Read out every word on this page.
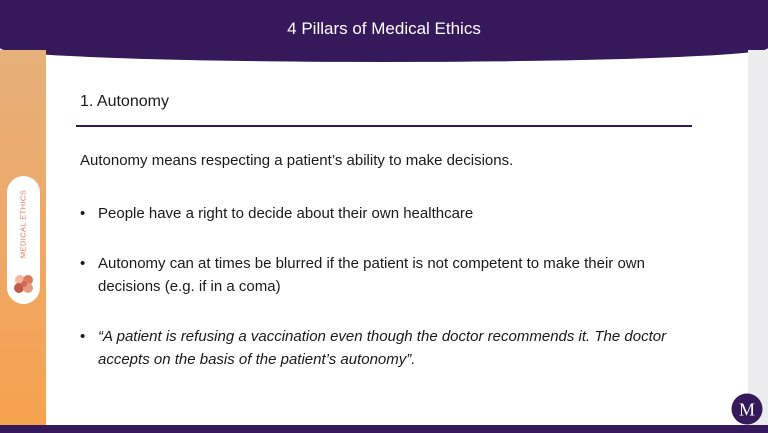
4 Pillars of Medical Ethics
MEDICAL ETHICS
1. Autonomy
Autonomy means respecting a patient’s ability to make decisions.
• People have a right to decide about their own healthcare
• Autonomy can at times be blurred if the patient is not competent to make their own decisions (e.g. if in a coma)
• “A patient is refusing a vaccination even though the doctor recommends it. The doctor accepts on the basis of the patient’s autonomy”.
M
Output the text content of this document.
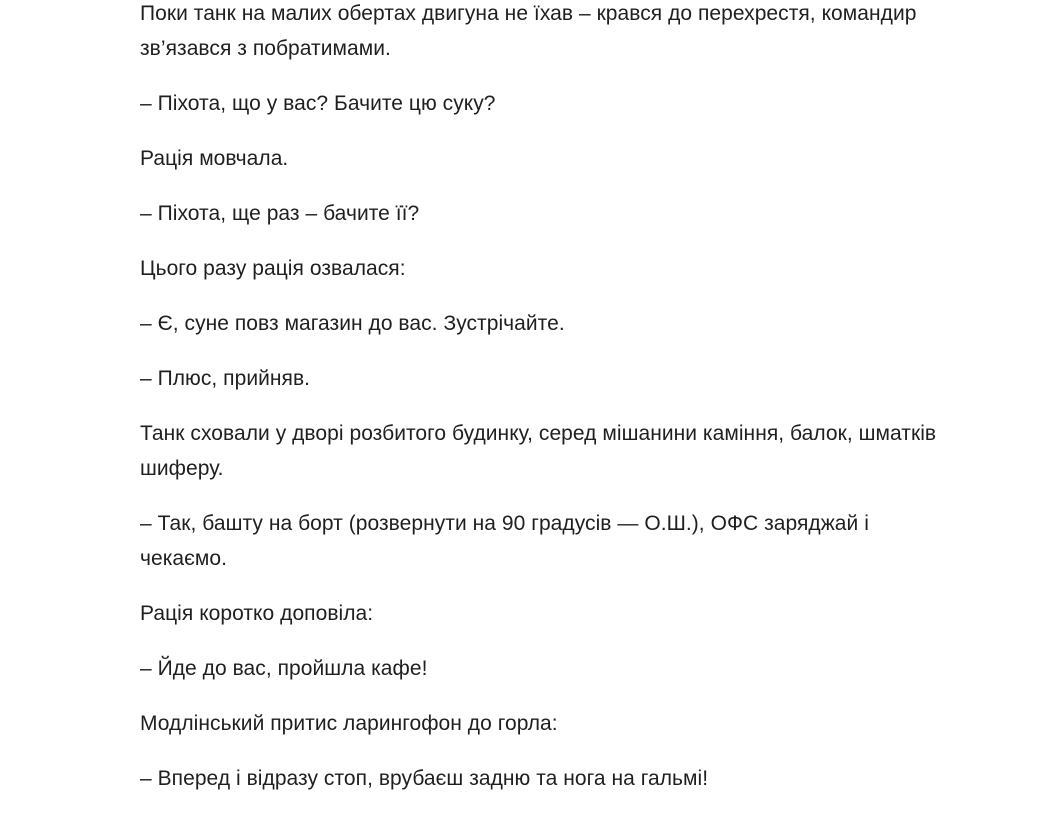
Поки танк на малих обертах двигуна не їхав – крався до перехрестя, командир зв’язався з побратимами.

– Піхота, що у вас? Бачите цю суку?

Рація мовчала.

– Піхота, ще раз – бачите її?

Цього разу рація озвалася:

– Є, суне повз магазин до вас. Зустрічайте.

– Плюс, прийняв.

Танк сховали у дворі розбитого будинку, серед мішанини каміння, балок, шматків шиферу.

– Так, башту на борт (розвернути на 90 градусів — О.Ш.), ОФС заряджай і чекаємо.

Рація коротко доповіла:

– Йде до вас, пройшла кафе!

Модлінський притис ларингофон до горла:

– Вперед і відразу стоп, врубаєш задню та нога на гальмі!
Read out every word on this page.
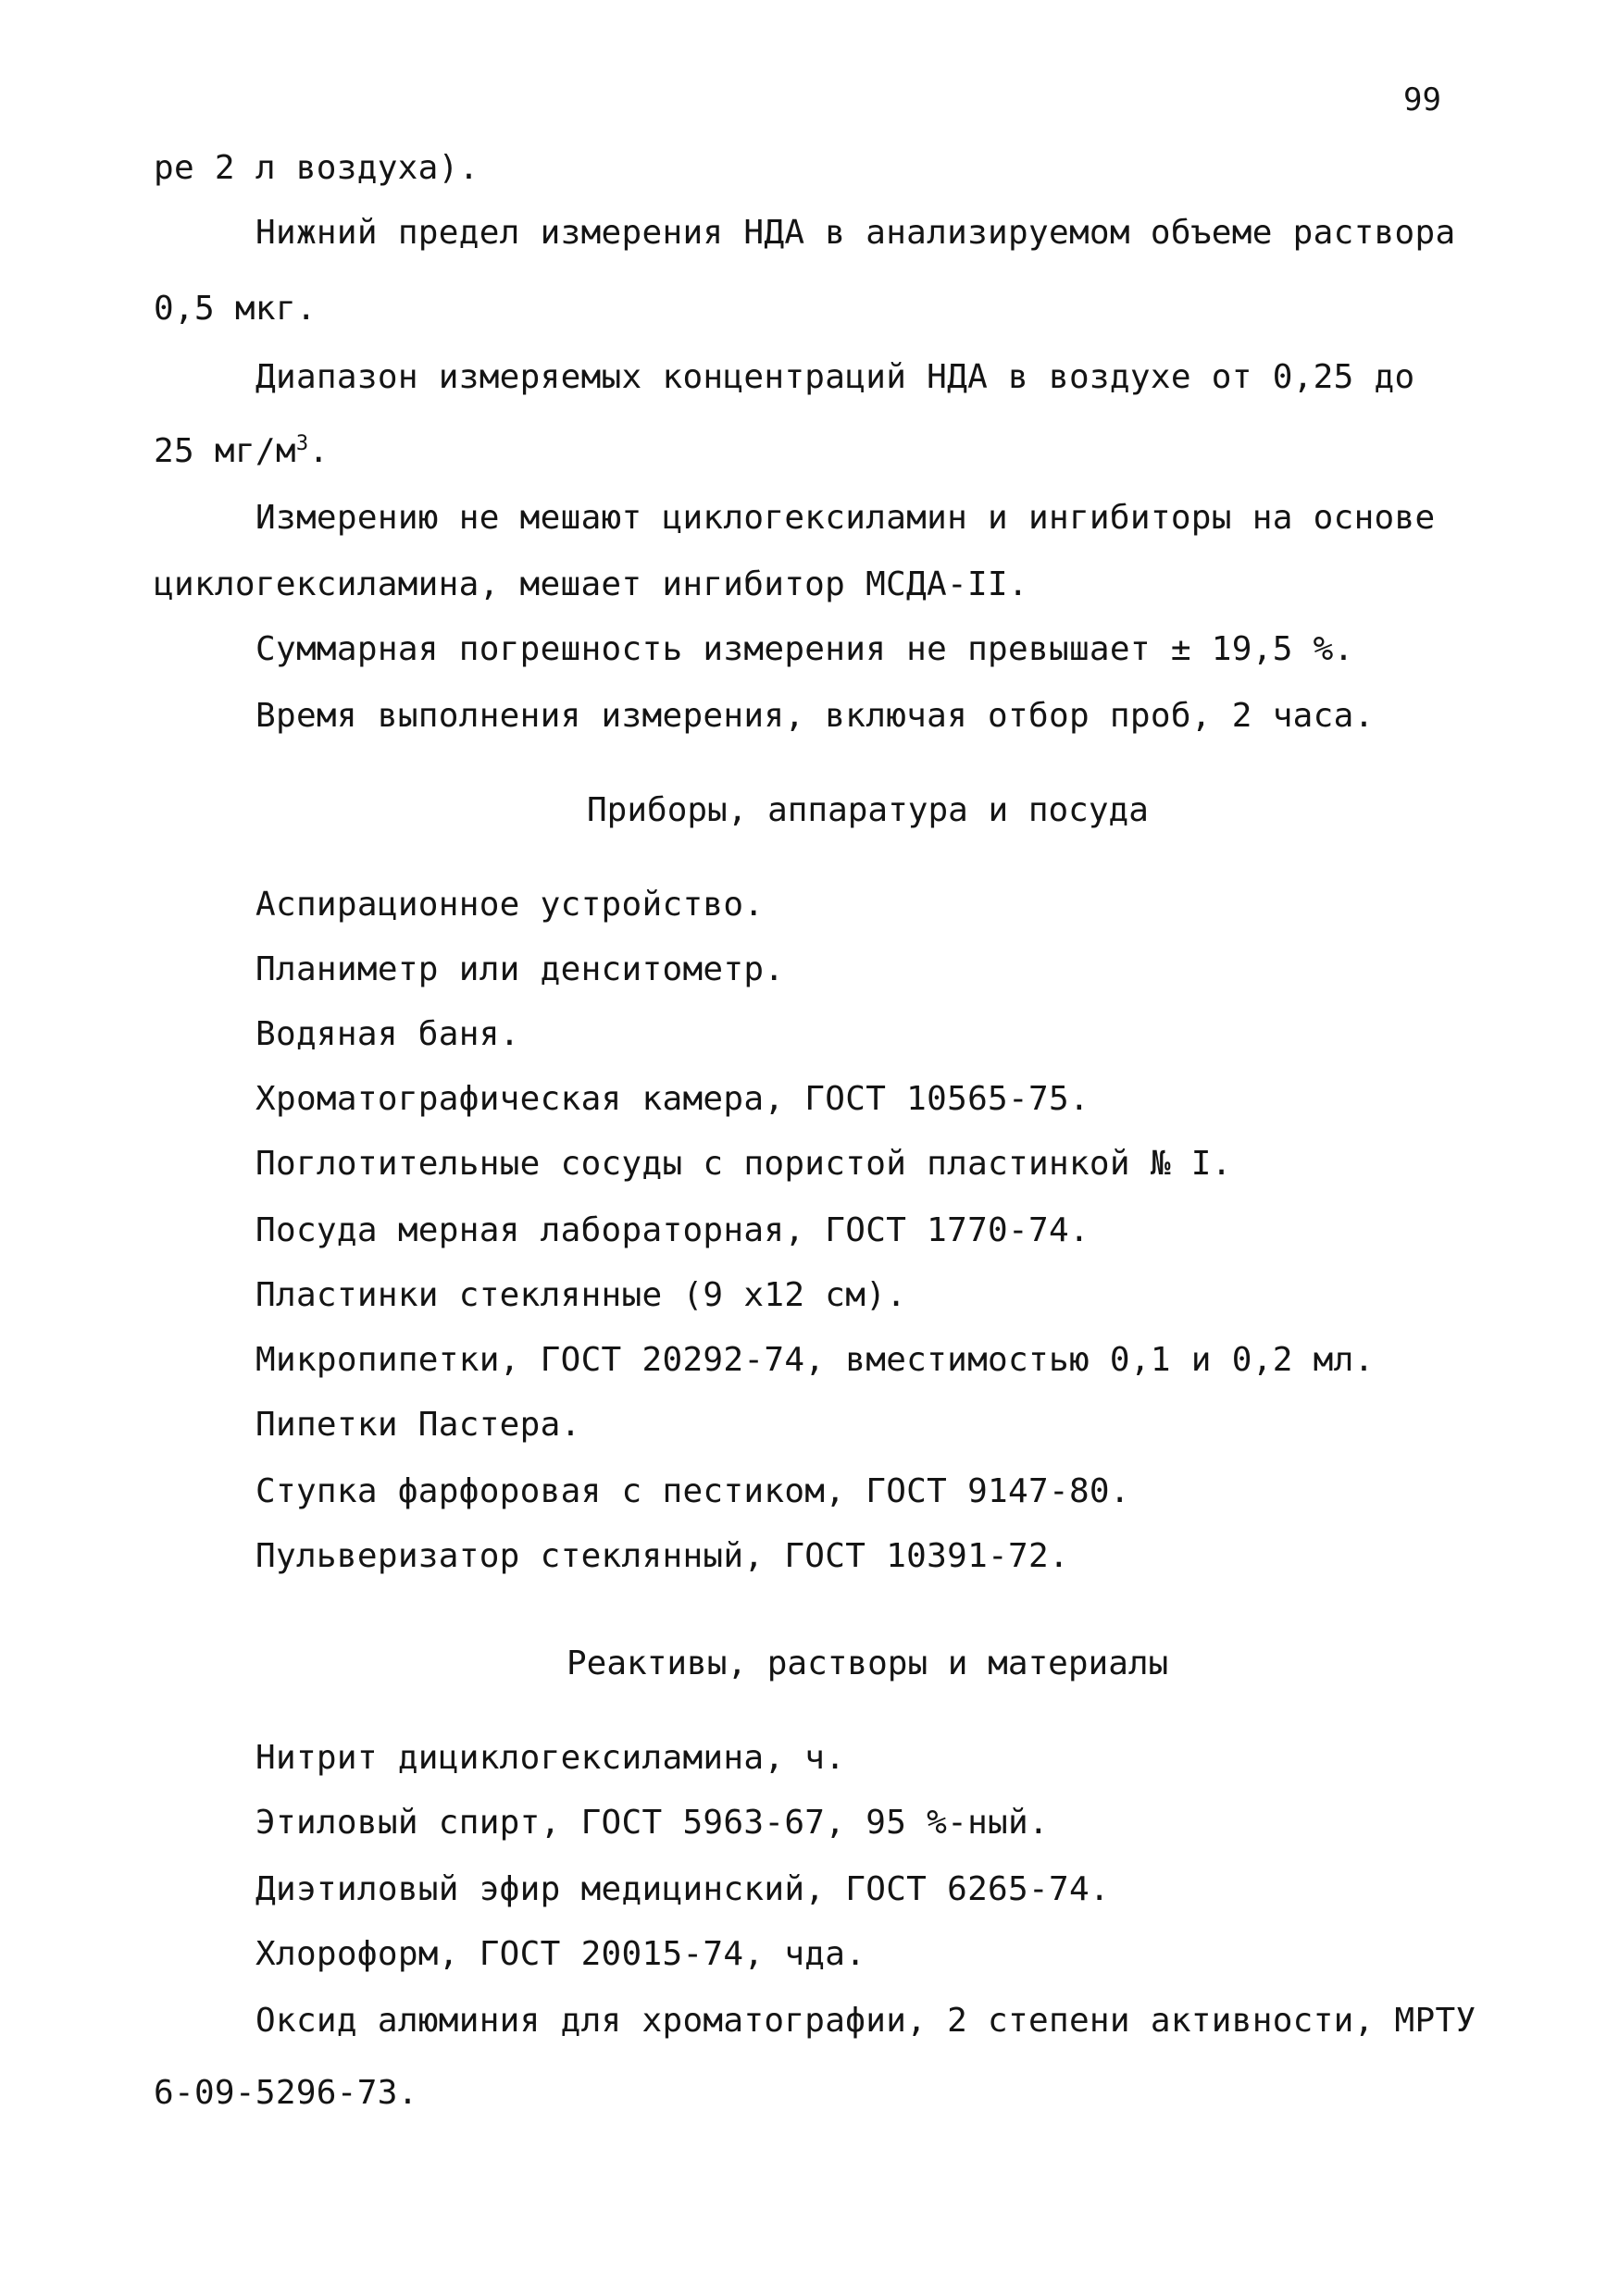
99

ре 2 л воздуха).

Нижний предел измерения НДА в анализируемом объеме раствора

0,5 мкг.

Диапазон измеряемых концентраций НДА в воздухе от 0,25 до

25 $мг/м^3$.

Измерению не мешают циклогексиламин и ингибиторы на основе

циклогексиламина, мешает ингибитор МСДА-II.

Суммарная погрешность измерения не превышает ± 19,5 %.

Время выполнения измерения, включая отбор проб, 2 часа.

Приборы, аппаратура и посуда

Аспирационное устройство.

Планиметр или денситометр.

Водяная баня.

Хроматографическая камера, ГОСТ 10565-75.

Поглотительные сосуды с пористой пластинкой № I.

Посуда мерная лабораторная, ГОСТ 1770-74.

Пластинки стеклянные (9 х12 см).

Микропипетки, ГОСТ 20292-74, вместимостью 0,1 и 0,2 мл.

Пипетки Пастера.

Ступка фарфоровая с пестиком, ГОСТ 9147-80.

Пульверизатор стеклянный, ГОСТ 10391-72.

Реактивы, растворы и материалы

Нитрит дициклогексиламина, ч.

Этиловый спирт, ГОСТ 5963-67, 95 %-ный.

Диэтиловый эфир медицинский, ГОСТ 6265-74.

Хлороформ, ГОСТ 20015-74, чда.

Оксид алюминия для хроматографии, 2 степени активности, МРТУ

6-09-5296-73.
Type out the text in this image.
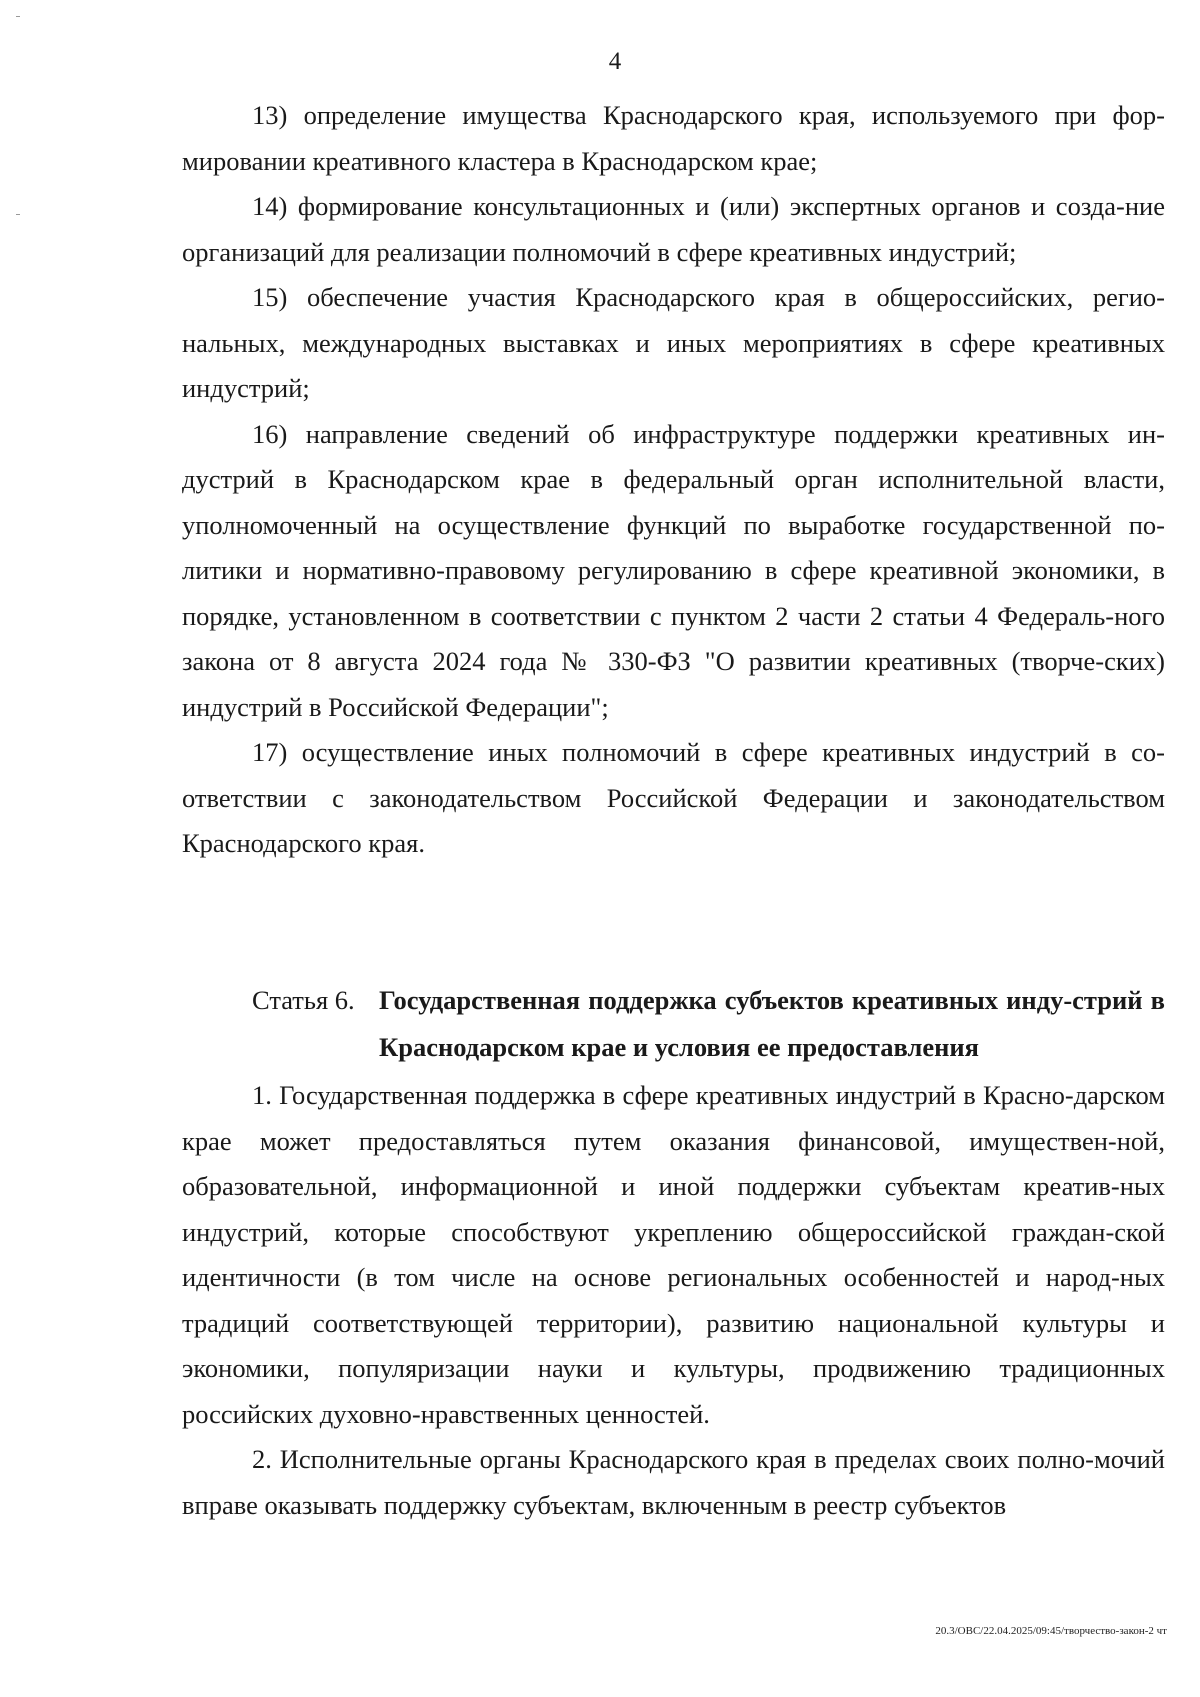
4

13) определение имущества Краснодарского края, используемого при фор-мировании креативного кластера в Краснодарском крае;

14) формирование консультационных и (или) экспертных органов и созда-ние организаций для реализации полномочий в сфере креативных индустрий;

15) обеспечение участия Краснодарского края в общероссийских, регио-нальных, международных выставках и иных мероприятиях в сфере креативных индустрий;

16) направление сведений об инфраструктуре поддержки креативных ин-дустрий в Краснодарском крае в федеральный орган исполнительной власти, уполномоченный на осуществление функций по выработке государственной по-литики и нормативно-правовому регулированию в сфере креативной экономики, в порядке, установленном в соответствии с пунктом 2 части 2 статьи 4 Федераль-ного закона от 8 августа 2024 года № 330-ФЗ "О развитии креативных (творче-ских) индустрий в Российской Федерации";

17) осуществление иных полномочий в сфере креативных индустрий в со-ответствии с законодательством Российской Федерации и законодательством Краснодарского края.

Статья 6. Государственная поддержка субъектов креативных инду-стрий в Краснодарском крае и условия ее предоставления

1. Государственная поддержка в сфере креативных индустрий в Красно-дарском крае может предоставляться путем оказания финансовой, имуществен-ной, образовательной, информационной и иной поддержки субъектам креатив-ных индустрий, которые способствуют укреплению общероссийской граждан-ской идентичности (в том числе на основе региональных особенностей и народ-ных традиций соответствующей территории), развитию национальной культуры и экономики, популяризации науки и культуры, продвижению традиционных российских духовно-нравственных ценностей.

2. Исполнительные органы Краснодарского края в пределах своих полно-мочий вправе оказывать поддержку субъектам, включенным в реестр субъектов

20.3/ОВС/22.04.2025/09:45/творчество-закон-2 чт
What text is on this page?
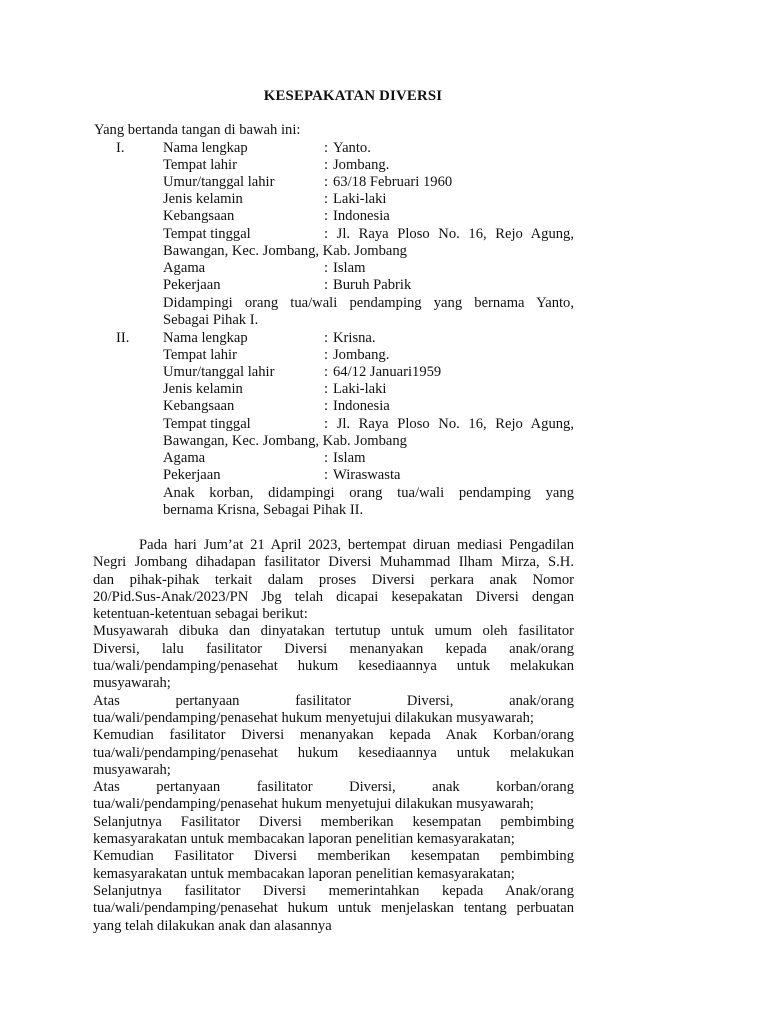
KESEPAKATAN DIVERSI
Yang bertanda tangan di bawah ini:
I.	Nama lengkap	: Yanto.
Tempat lahir	: Jombang.
Umur/tanggal lahir	: 63/18 Februari 1960
Jenis kelamin	: Laki-laki
Kebangsaan	: Indonesia
Tempat tinggal	: Jl. Raya Ploso No. 16, Rejo Agung,
Bawangan, Kec. Jombang, Kab. Jombang
Agama	: Islam
Pekerjaan	: Buruh Pabrik
Didampingi orang tua/wali pendamping yang bernama Yanto,
Sebagai Pihak I.
II. Nama lengkap	: Krisna.
Tempat lahir	: Jombang.
Umur/tanggal lahir	: 64/12 Januari1959
Jenis kelamin	: Laki-laki
Kebangsaan	: Indonesia
Tempat tinggal	: Jl. Raya Ploso No. 16, Rejo Agung,
Bawangan, Kec. Jombang, Kab. Jombang
Agama	: Islam
Pekerjaan	: Wiraswasta
Anak korban, didampingi orang tua/wali pendamping yang
bernama Krisna, Sebagai Pihak II.
Pada hari Jum’at 21 April 2023, bertempat diruan mediasi Pengadilan
Negri Jombang dihadapan fasilitator Diversi Muhammad Ilham Mirza, S.H.
dan pihak-pihak terkait dalam proses Diversi perkara anak Nomor
20/Pid.Sus-Anak/2023/PN Jbg telah dicapai kesepakatan Diversi dengan
ketentuan-ketentuan sebagai berikut:
Musyawarah dibuka dan dinyatakan tertutup untuk umum oleh fasilitator
Diversi, lalu fasilitator Diversi menanyakan kepada anak/orang
tua/wali/pendamping/penasehat hukum kesediaannya untuk melakukan
musyawarah;
Atas pertanyaan fasilitator Diversi, anak/orang
tua/wali/pendamping/penasehat hukum menyetujui dilakukan musyawarah;
Kemudian fasilitator Diversi menanyakan kepada Anak Korban/orang
tua/wali/pendamping/penasehat hukum kesediaannya untuk melakukan
musyawarah;
Atas pertanyaan fasilitator Diversi, anak korban/orang
tua/wali/pendamping/penasehat hukum menyetujui dilakukan musyawarah;
Selanjutnya Fasilitator Diversi memberikan kesempatan pembimbing
kemasyarakatan untuk membacakan laporan penelitian kemasyarakatan;
Kemudian Fasilitator Diversi memberikan kesempatan pembimbing
kemasyarakatan untuk membacakan laporan penelitian kemasyarakatan;
Selanjutnya fasilitator Diversi memerintahkan kepada Anak/orang
tua/wali/pendamping/penasehat hukum untuk menjelaskan tentang perbuatan
yang telah dilakukan anak dan alasannya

## Goal
For the listing above, identify each line bearing "осуществление".

## Written answer
16) направление сведений об инфраструктуре поддержки креативных ин-дустрий в Краснодарском крае в федеральный орган исполнительной власти, уполномоченный на осуществление функций по выработке государственной по-литики и нормативно-правовому регулированию в сфере креативной экономики, в порядке, установленном в соответствии с пунктом 2 части 2 статьи 4 Федераль-ного закона от 8 августа 2024 года № 330-ФЗ "О развитии креативных (творче-ских) индустрий в Российской Федерации";
17) осуществление иных полномочий в сфере креативных индустрий в со-ответствии с законодательством Российской Федерации и законодательством Краснодарского края.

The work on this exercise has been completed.